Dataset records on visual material
····················
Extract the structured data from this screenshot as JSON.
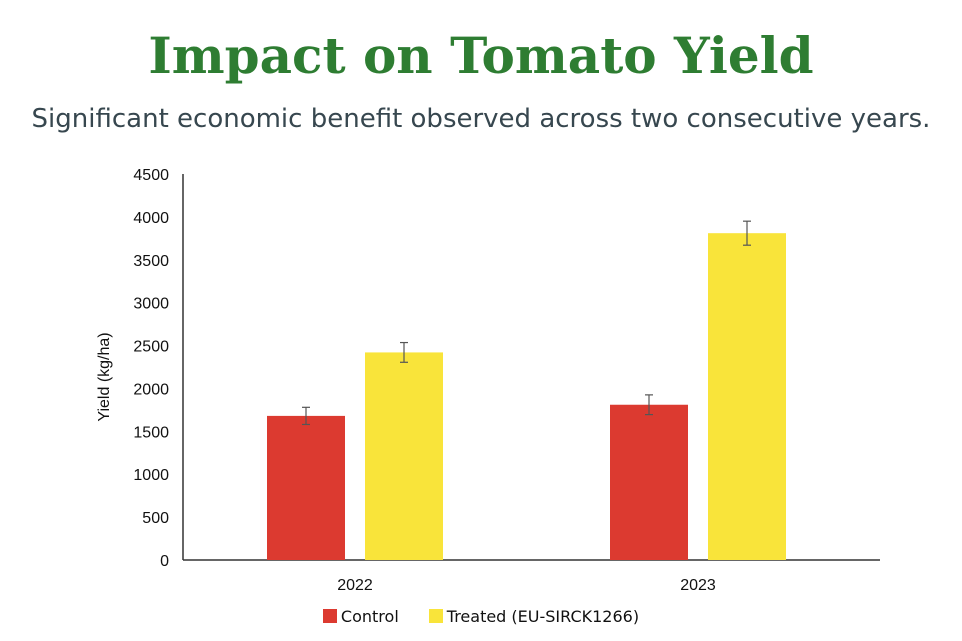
{
  "chart_data": {
    "type": "bar",
    "title": "Impact on Tomato Yield",
    "subtitle": "Significant economic benefit observed across two consecutive years.",
    "xlabel": "",
    "ylabel": "Yield (kg/ha)",
    "ylim": [
      0,
      4500
    ],
    "yticks": [
      "0",
      "500",
      "1000",
      "1500",
      "2000",
      "2500",
      "3000",
      "3500",
      "4000",
      "4500"
    ],
    "categories": [
      "2022",
      "2023"
    ],
    "series": [
      {
        "name": "Control",
        "color": "#dc3a30",
        "values": [
          1680,
          1810
        ],
        "errors": [
          100,
          115
        ]
      },
      {
        "name": "Treated (EU-SIRCK1266)",
        "color": "#f9e43a",
        "values": [
          2420,
          3810
        ],
        "errors": [
          115,
          140
        ]
      }
    ],
    "grid": false,
    "legend_position": "bottom"
  }
}
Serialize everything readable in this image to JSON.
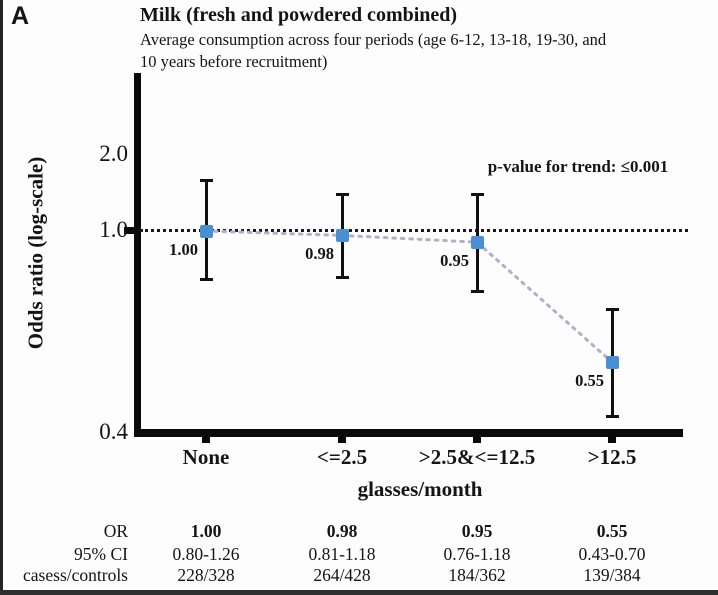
{
  "panel_label": "A",
  "header": {
    "title": "Milk (fresh and powdered combined)",
    "subtitle_line1": "Average consumption across four periods (age 6-12, 13-18, 19-30, and",
    "subtitle_line2": "10 years before recruitment)"
  },
  "annotation": {
    "p_value_text": "p-value for trend: ≤0.001"
  },
  "axes": {
    "y_label": "Odds ratio (log-scale)",
    "y_ticks": [
      "2.0",
      "1.0",
      "0.4"
    ],
    "x_label": "glasses/month",
    "x_categories": [
      "None",
      "<=2.5",
      ">2.5&<=12.5",
      ">12.5"
    ]
  },
  "chart_data": {
    "type": "scatter",
    "title": "Milk (fresh and powdered combined)",
    "subtitle": "Average consumption across four periods (age 6-12, 13-18, 19-30, and 10 years before recruitment)",
    "categories": [
      "None",
      "<=2.5",
      ">2.5&<=12.5",
      ">12.5"
    ],
    "x_axis_label": "glasses/month",
    "y_axis_label": "Odds ratio (log-scale)",
    "y_scale": "log",
    "y_tick_values": [
      2.0,
      1.0,
      0.4
    ],
    "ylim": [
      0.4,
      2.6
    ],
    "reference_line_y": 1.0,
    "grid": false,
    "p_value_for_trend": "≤0.001",
    "series": [
      {
        "name": "Odds ratio",
        "values": [
          1.0,
          0.98,
          0.95,
          0.55
        ],
        "ci_low": [
          0.8,
          0.81,
          0.76,
          0.43
        ],
        "ci_high": [
          1.26,
          1.18,
          1.18,
          0.7
        ],
        "point_labels": [
          "1.00",
          "0.98",
          "0.95",
          "0.55"
        ]
      }
    ],
    "cases_controls": [
      "228/328",
      "264/428",
      "184/362",
      "139/384"
    ]
  },
  "table": {
    "rows": [
      {
        "label": "OR",
        "values": [
          "1.00",
          "0.98",
          "0.95",
          "0.55"
        ],
        "bold": true
      },
      {
        "label": "95% CI",
        "values": [
          "0.80-1.26",
          "0.81-1.18",
          "0.76-1.18",
          "0.43-0.70"
        ],
        "bold": false
      },
      {
        "label": "casess/controls",
        "values": [
          "228/328",
          "264/428",
          "184/362",
          "139/384"
        ],
        "bold": false
      }
    ]
  },
  "colors": {
    "marker": "#4a8fd4",
    "error_bar": "#111111",
    "connector": "#b6aec8",
    "reference_line": "#1a1a1a",
    "axis": "#0a0a0a"
  }
}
····················
Exact duplication of all the records is required; pictures are omitted from the copy.

== OUTPUT ==
Extract the structured data from this screenshot as JSON.
{
  "chart_data": {
    "type": "bar",
    "title": "Impact on Tomato Yield",
    "subtitle": "Significant economic benefit observed across two consecutive years.",
    "xlabel": "",
    "ylabel": "Yield (kg/ha)",
    "ylim": [
      0,
      4500
    ],
    "yticks": [
      "0",
      "500",
      "1000",
      "1500",
      "2000",
      "2500",
      "3000",
      "3500",
      "4000",
      "4500"
    ],
    "categories": [
      "2022",
      "2023"
    ],
    "series": [
      {
        "name": "Control",
        "color": "#dc3a30",
        "values": [
          1680,
          1810
        ],
        "errors": [
          100,
          115
        ]
      },
      {
        "name": "Treated (EU-SIRCK1266)",
        "color": "#f9e43a",
        "values": [
          2420,
          3810
        ],
        "errors": [
          115,
          140
        ]
      }
    ],
    "grid": false,
    "legend_position": "bottom"
  }
}
Serialize everything readable in this image to JSON.
{
  "panel_label": "A",
  "header": {
    "title": "Milk (fresh and powdered combined)",
    "subtitle_line1": "Average consumption across four periods (age 6-12, 13-18, 19-30, and",
    "subtitle_line2": "10 years before recruitment)"
  },
  "annotation": {
    "p_value_text": "p-value for trend: ≤0.001"
  },
  "axes": {
    "y_label": "Odds ratio (log-scale)",
    "y_ticks": [
      "2.0",
      "1.0",
      "0.4"
    ],
    "x_label": "glasses/month",
    "x_categories": [
      "None",
      "<=2.5",
      ">2.5&<=12.5",
      ">12.5"
    ]
  },
  "chart_data": {
    "type": "scatter",
    "title": "Milk (fresh and powdered combined)",
    "subtitle": "Average consumption across four periods (age 6-12, 13-18, 19-30, and 10 years before recruitment)",
    "categories": [
      "None",
      "<=2.5",
      ">2.5&<=12.5",
      ">12.5"
    ],
    "x_axis_label": "glasses/month",
    "y_axis_label": "Odds ratio (log-scale)",
    "y_scale": "log",
    "y_tick_values": [
      2.0,
      1.0,
      0.4
    ],
    "ylim": [
      0.4,
      2.6
    ],
    "reference_line_y": 1.0,
    "grid": false,
    "p_value_for_trend": "≤0.001",
    "series": [
      {
        "name": "Odds ratio",
        "values": [
          1.0,
          0.98,
          0.95,
          0.55
        ],
        "ci_low": [
          0.8,
          0.81,
          0.76,
          0.43
        ],
        "ci_high": [
          1.26,
          1.18,
          1.18,
          0.7
        ],
        "point_labels": [
          "1.00",
          "0.98",
          "0.95",
          "0.55"
        ]
      }
    ],
    "cases_controls": [
      "228/328",
      "264/428",
      "184/362",
      "139/384"
    ]
  },
  "table": {
    "rows": [
      {
        "label": "OR",
        "values": [
          "1.00",
          "0.98",
          "0.95",
          "0.55"
        ],
        "bold": true
      },
      {
        "label": "95% CI",
        "values": [
          "0.80-1.26",
          "0.81-1.18",
          "0.76-1.18",
          "0.43-0.70"
        ],
        "bold": false
      },
      {
        "label": "casess/controls",
        "values": [
          "228/328",
          "264/428",
          "184/362",
          "139/384"
        ],
        "bold": false
      }
    ]
  },
  "colors": {
    "marker": "#4a8fd4",
    "error_bar": "#111111",
    "connector": "#b6aec8",
    "reference_line": "#1a1a1a",
    "axis": "#0a0a0a"
  }
}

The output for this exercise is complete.